=== Available data ===
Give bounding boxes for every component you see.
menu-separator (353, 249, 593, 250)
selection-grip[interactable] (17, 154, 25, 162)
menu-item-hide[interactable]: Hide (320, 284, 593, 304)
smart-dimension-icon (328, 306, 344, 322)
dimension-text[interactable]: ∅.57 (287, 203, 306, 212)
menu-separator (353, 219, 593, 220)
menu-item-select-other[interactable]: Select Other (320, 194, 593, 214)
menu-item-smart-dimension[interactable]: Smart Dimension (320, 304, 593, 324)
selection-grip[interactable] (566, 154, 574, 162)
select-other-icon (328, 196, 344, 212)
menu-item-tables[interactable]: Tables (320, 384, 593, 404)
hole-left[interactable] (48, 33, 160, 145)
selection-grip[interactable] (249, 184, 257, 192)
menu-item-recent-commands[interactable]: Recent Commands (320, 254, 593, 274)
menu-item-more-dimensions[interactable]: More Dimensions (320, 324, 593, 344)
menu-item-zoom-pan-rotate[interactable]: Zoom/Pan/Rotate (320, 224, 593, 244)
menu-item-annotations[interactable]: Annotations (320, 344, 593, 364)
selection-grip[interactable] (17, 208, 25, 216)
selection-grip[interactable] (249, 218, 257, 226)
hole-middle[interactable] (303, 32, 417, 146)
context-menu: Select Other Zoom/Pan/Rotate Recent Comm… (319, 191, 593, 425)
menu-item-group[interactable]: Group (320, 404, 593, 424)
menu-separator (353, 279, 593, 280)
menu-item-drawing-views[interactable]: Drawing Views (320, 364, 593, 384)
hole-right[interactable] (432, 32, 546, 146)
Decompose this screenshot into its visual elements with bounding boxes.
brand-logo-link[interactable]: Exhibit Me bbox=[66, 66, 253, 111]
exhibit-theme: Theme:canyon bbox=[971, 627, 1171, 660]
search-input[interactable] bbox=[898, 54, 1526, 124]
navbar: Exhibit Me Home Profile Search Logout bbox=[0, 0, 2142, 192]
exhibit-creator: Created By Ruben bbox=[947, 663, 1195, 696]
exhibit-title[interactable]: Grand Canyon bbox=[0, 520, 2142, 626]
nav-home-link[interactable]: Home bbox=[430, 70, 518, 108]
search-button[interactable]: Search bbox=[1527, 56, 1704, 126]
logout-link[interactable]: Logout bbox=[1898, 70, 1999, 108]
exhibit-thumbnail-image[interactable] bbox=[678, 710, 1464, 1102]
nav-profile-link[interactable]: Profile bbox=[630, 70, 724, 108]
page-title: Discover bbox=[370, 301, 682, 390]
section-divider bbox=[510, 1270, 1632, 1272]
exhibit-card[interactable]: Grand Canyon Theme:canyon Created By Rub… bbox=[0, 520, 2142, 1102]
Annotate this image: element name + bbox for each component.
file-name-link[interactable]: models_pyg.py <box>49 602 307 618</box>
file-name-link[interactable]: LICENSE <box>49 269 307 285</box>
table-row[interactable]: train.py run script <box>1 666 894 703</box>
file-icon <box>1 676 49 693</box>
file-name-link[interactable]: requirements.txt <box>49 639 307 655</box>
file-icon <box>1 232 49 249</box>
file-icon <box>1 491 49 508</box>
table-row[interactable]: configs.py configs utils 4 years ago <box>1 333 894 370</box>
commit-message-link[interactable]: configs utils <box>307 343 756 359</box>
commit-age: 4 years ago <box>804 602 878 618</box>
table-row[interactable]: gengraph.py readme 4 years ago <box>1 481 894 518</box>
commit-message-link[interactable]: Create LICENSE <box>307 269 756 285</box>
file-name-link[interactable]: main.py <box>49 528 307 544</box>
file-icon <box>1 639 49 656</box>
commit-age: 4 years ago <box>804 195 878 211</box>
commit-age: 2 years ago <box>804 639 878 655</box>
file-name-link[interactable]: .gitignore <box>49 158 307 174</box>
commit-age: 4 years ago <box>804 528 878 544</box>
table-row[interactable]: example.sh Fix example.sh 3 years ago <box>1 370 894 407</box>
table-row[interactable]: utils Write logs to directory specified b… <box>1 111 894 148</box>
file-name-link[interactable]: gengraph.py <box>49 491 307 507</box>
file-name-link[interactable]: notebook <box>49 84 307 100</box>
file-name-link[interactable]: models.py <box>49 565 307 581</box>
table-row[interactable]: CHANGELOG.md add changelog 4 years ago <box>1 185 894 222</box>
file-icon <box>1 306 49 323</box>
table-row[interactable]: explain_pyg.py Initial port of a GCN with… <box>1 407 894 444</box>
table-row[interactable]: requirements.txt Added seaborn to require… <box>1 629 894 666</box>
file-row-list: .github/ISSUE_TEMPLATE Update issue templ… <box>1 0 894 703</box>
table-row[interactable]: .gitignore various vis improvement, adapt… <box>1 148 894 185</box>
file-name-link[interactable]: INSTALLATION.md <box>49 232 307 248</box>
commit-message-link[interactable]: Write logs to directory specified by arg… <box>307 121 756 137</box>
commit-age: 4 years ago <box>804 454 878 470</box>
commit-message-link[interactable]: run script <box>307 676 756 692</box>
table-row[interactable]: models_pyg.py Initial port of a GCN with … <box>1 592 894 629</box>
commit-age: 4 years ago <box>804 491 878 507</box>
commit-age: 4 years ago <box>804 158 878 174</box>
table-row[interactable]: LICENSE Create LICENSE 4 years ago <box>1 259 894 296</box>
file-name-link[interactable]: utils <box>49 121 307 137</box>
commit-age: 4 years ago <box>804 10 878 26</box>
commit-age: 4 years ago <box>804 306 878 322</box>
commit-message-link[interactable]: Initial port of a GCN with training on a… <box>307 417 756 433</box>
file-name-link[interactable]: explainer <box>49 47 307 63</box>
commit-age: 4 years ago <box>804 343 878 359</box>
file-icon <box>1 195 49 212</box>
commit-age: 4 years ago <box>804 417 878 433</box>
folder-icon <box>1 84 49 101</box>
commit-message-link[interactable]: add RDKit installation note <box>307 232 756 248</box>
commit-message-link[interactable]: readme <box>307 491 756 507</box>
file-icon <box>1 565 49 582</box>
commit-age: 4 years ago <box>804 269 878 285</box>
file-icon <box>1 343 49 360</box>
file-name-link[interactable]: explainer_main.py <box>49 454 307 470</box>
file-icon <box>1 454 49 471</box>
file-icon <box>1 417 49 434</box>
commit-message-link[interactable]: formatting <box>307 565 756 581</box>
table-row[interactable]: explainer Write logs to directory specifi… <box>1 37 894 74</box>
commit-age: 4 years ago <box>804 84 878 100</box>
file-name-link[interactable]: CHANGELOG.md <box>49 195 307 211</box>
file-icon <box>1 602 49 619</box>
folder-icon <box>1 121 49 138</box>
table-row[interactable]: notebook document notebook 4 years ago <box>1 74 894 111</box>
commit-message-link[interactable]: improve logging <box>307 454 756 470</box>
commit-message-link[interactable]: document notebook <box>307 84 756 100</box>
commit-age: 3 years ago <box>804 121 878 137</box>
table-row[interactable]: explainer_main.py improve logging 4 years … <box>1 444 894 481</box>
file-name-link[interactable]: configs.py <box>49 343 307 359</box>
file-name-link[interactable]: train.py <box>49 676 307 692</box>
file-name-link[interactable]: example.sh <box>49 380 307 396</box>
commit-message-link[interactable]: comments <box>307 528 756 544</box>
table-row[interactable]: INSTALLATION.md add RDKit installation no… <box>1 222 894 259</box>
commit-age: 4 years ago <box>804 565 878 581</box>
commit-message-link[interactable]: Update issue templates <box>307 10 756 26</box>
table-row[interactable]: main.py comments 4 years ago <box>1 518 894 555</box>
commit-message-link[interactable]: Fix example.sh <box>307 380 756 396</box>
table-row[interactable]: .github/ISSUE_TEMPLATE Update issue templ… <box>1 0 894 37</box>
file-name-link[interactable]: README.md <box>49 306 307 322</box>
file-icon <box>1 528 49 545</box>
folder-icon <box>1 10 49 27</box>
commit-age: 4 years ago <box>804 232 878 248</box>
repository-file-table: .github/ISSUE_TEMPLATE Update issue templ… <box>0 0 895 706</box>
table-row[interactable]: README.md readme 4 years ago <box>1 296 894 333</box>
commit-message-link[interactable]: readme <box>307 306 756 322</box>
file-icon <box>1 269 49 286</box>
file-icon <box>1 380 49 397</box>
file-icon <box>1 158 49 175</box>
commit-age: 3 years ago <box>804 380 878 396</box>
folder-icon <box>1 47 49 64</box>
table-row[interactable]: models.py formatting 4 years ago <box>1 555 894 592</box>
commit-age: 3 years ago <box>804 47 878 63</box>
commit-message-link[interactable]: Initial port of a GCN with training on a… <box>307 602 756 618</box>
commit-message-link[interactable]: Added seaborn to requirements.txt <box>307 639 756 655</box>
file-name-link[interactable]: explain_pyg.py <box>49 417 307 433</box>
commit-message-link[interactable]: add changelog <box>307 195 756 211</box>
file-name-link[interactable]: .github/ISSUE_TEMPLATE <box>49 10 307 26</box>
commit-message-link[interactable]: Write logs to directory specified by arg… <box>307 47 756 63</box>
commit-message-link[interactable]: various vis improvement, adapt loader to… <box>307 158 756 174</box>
===
## Task objective
Give the records again from their first line through the line with "menu-separator (353, 219, 593, 220)", swapping "component" for "element" and leaving everything else unchanged.

## Complete answer
Give bounding boxes for every element you see.
menu-separator (353, 249, 593, 250)
selection-grip[interactable] (17, 154, 25, 162)
menu-item-hide[interactable]: Hide (320, 284, 593, 304)
smart-dimension-icon (328, 306, 344, 322)
dimension-text[interactable]: ∅.57 (287, 203, 306, 212)
menu-separator (353, 219, 593, 220)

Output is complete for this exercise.